▶ OBJECTIVE:
Below is some material; set it all down exactly, apart from the pictures.

▶ DATASET EXTRACT:
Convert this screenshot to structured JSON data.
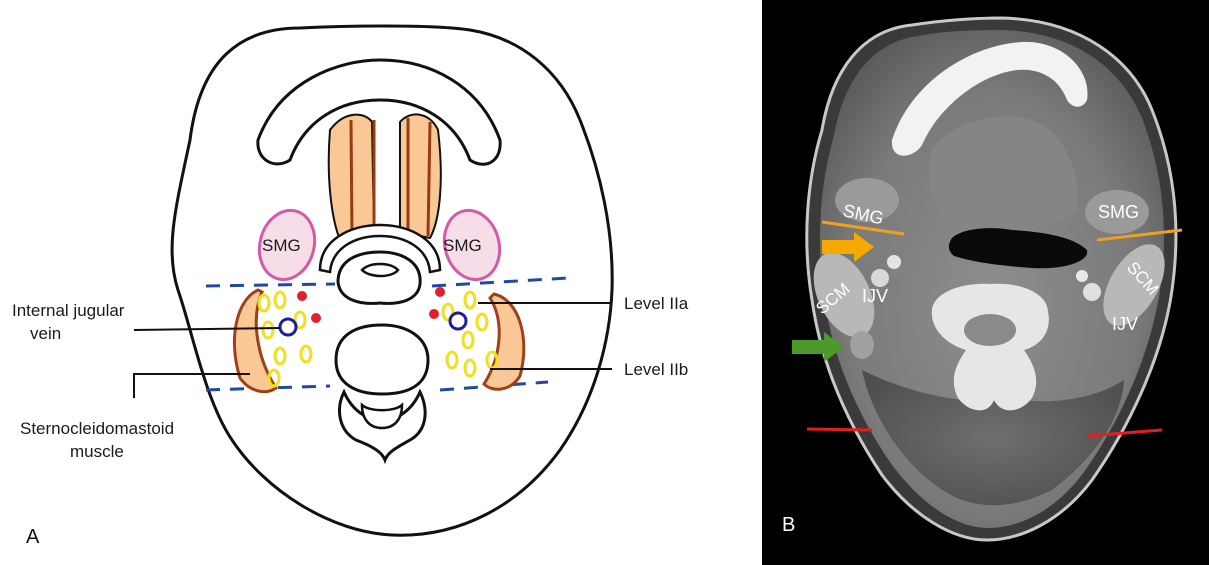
{
  "panel_a": {
    "letter": "A",
    "labels": {
      "smg_left": "SMG",
      "smg_right": "SMG",
      "ijv_line1": "Internal jugular",
      "ijv_line2": "vein",
      "scm_line1": "Sternocleidomastoid",
      "scm_line2": "muscle",
      "level_2a": "Level IIa",
      "level_2b": "Level IIb"
    }
  },
  "panel_b": {
    "letter": "B",
    "labels": {
      "smg_left": "SMG",
      "smg_right": "SMG",
      "scm_left": "SCM",
      "scm_right": "SCM",
      "ijv_left": "IJV",
      "ijv_right": "IJV"
    },
    "arrows": [
      {
        "name": "yellow-arrow",
        "color": "#f5a800"
      },
      {
        "name": "green-arrow",
        "color": "#4c9a2a"
      }
    ],
    "line_colors": {
      "level_line_upper": "#f0a020",
      "level_line_lower": "#e02020"
    }
  }
}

▶ RESPONSE:
Convert this screenshot to structured JSON data.
{
  "panel_a": {
    "letter": "A",
    "labels": {
      "smg_left": "SMG",
      "smg_right": "SMG",
      "ijv_line1": "Internal jugular",
      "ijv_line2": "vein",
      "scm_line1": "Sternocleidomastoid",
      "scm_line2": "muscle",
      "level_2a": "Level IIa",
      "level_2b": "Level IIb"
    }
  },
  "panel_b": {
    "letter": "B",
    "labels": {
      "smg_left": "SMG",
      "smg_right": "SMG",
      "scm_left": "SCM",
      "scm_right": "SCM",
      "ijv_left": "IJV",
      "ijv_right": "IJV"
    },
    "arrows": [
      {
        "name": "yellow-arrow",
        "color": "#f5a800"
      },
      {
        "name": "green-arrow",
        "color": "#4c9a2a"
      }
    ],
    "line_colors": {
      "level_line_upper": "#f0a020",
      "level_line_lower": "#e02020"
    }
  }
}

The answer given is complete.